■ Exercise requirements: Pictures do not belong in your copy. Repeat all the other data exactly.

■ Working data:
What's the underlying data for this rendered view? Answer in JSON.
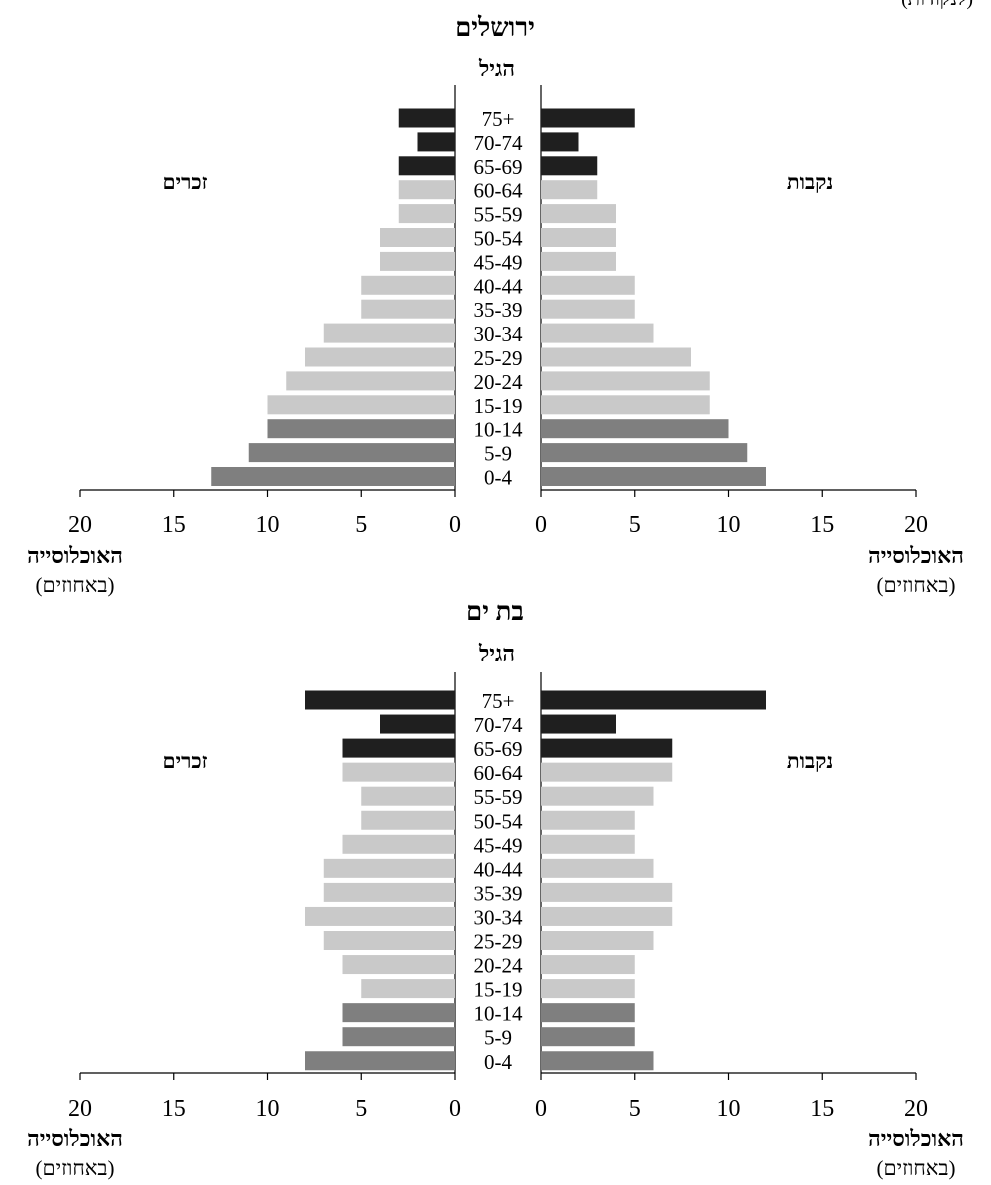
{
  "header_fragment": "(לנקודות)",
  "charts": [
    {
      "title": "ירושלים",
      "age_axis_label": "הגיל",
      "male_label": "זכרים",
      "female_label": "נקבות",
      "xlabel_main": "האוכלוסייה",
      "xlabel_unit": "(באחוזים)"
    },
    {
      "title": "בת ים",
      "age_axis_label": "הגיל",
      "male_label": "זכרים",
      "female_label": "נקבות",
      "xlabel_main": "האוכלוסייה",
      "xlabel_unit": "(באחוזים)"
    }
  ],
  "colors": {
    "old": "#1f1f1f",
    "working": "#c9c9c9",
    "young": "#7f7f7f"
  },
  "chart_data": [
    {
      "type": "bar",
      "title": "ירושלים",
      "categories": [
        "75+",
        "70-74",
        "65-69",
        "60-64",
        "55-59",
        "50-54",
        "45-49",
        "40-44",
        "35-39",
        "30-34",
        "25-29",
        "20-24",
        "15-19",
        "10-14",
        "5-9",
        "0-4"
      ],
      "series": [
        {
          "name": "זכרים",
          "values": [
            3,
            2,
            3,
            3,
            3,
            4,
            4,
            5,
            5,
            7,
            8,
            9,
            10,
            10,
            11,
            13
          ]
        },
        {
          "name": "נקבות",
          "values": [
            5,
            2,
            3,
            3,
            4,
            4,
            4,
            5,
            5,
            6,
            8,
            9,
            9,
            10,
            11,
            12
          ]
        }
      ],
      "xlim": [
        0,
        20
      ],
      "xticks": [
        0,
        5,
        10,
        15,
        20
      ],
      "xlabel": "האוכלוסייה (באחוזים)",
      "ylabel": "הגיל"
    },
    {
      "type": "bar",
      "title": "בת ים",
      "categories": [
        "75+",
        "70-74",
        "65-69",
        "60-64",
        "55-59",
        "50-54",
        "45-49",
        "40-44",
        "35-39",
        "30-34",
        "25-29",
        "20-24",
        "15-19",
        "10-14",
        "5-9",
        "0-4"
      ],
      "series": [
        {
          "name": "זכרים",
          "values": [
            8,
            4,
            6,
            6,
            5,
            5,
            6,
            7,
            7,
            8,
            7,
            6,
            5,
            6,
            6,
            8
          ]
        },
        {
          "name": "נקבות",
          "values": [
            12,
            4,
            7,
            7,
            6,
            5,
            5,
            6,
            7,
            7,
            6,
            5,
            5,
            5,
            5,
            6
          ]
        }
      ],
      "xlim": [
        0,
        20
      ],
      "xticks": [
        0,
        5,
        10,
        15,
        20
      ],
      "xlabel": "האוכלוסייה (באחוזים)",
      "ylabel": "הגיל"
    }
  ]
}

■ Response to the exercise:
What's the underlying data for this rendered view? Answer in JSON.
{
  "header_fragment": "(לנקודות)",
  "charts": [
    {
      "title": "ירושלים",
      "age_axis_label": "הגיל",
      "male_label": "זכרים",
      "female_label": "נקבות",
      "xlabel_main": "האוכלוסייה",
      "xlabel_unit": "(באחוזים)"
    },
    {
      "title": "בת ים",
      "age_axis_label": "הגיל",
      "male_label": "זכרים",
      "female_label": "נקבות",
      "xlabel_main": "האוכלוסייה",
      "xlabel_unit": "(באחוזים)"
    }
  ],
  "colors": {
    "old": "#1f1f1f",
    "working": "#c9c9c9",
    "young": "#7f7f7f"
  },
  "chart_data": [
    {
      "type": "bar",
      "title": "ירושלים",
      "categories": [
        "75+",
        "70-74",
        "65-69",
        "60-64",
        "55-59",
        "50-54",
        "45-49",
        "40-44",
        "35-39",
        "30-34",
        "25-29",
        "20-24",
        "15-19",
        "10-14",
        "5-9",
        "0-4"
      ],
      "series": [
        {
          "name": "זכרים",
          "values": [
            3,
            2,
            3,
            3,
            3,
            4,
            4,
            5,
            5,
            7,
            8,
            9,
            10,
            10,
            11,
            13
          ]
        },
        {
          "name": "נקבות",
          "values": [
            5,
            2,
            3,
            3,
            4,
            4,
            4,
            5,
            5,
            6,
            8,
            9,
            9,
            10,
            11,
            12
          ]
        }
      ],
      "xlim": [
        0,
        20
      ],
      "xticks": [
        0,
        5,
        10,
        15,
        20
      ],
      "xlabel": "האוכלוסייה (באחוזים)",
      "ylabel": "הגיל"
    },
    {
      "type": "bar",
      "title": "בת ים",
      "categories": [
        "75+",
        "70-74",
        "65-69",
        "60-64",
        "55-59",
        "50-54",
        "45-49",
        "40-44",
        "35-39",
        "30-34",
        "25-29",
        "20-24",
        "15-19",
        "10-14",
        "5-9",
        "0-4"
      ],
      "series": [
        {
          "name": "זכרים",
          "values": [
            8,
            4,
            6,
            6,
            5,
            5,
            6,
            7,
            7,
            8,
            7,
            6,
            5,
            6,
            6,
            8
          ]
        },
        {
          "name": "נקבות",
          "values": [
            12,
            4,
            7,
            7,
            6,
            5,
            5,
            6,
            7,
            7,
            6,
            5,
            5,
            5,
            5,
            6
          ]
        }
      ],
      "xlim": [
        0,
        20
      ],
      "xticks": [
        0,
        5,
        10,
        15,
        20
      ],
      "xlabel": "האוכלוסייה (באחוזים)",
      "ylabel": "הגיל"
    }
  ]
}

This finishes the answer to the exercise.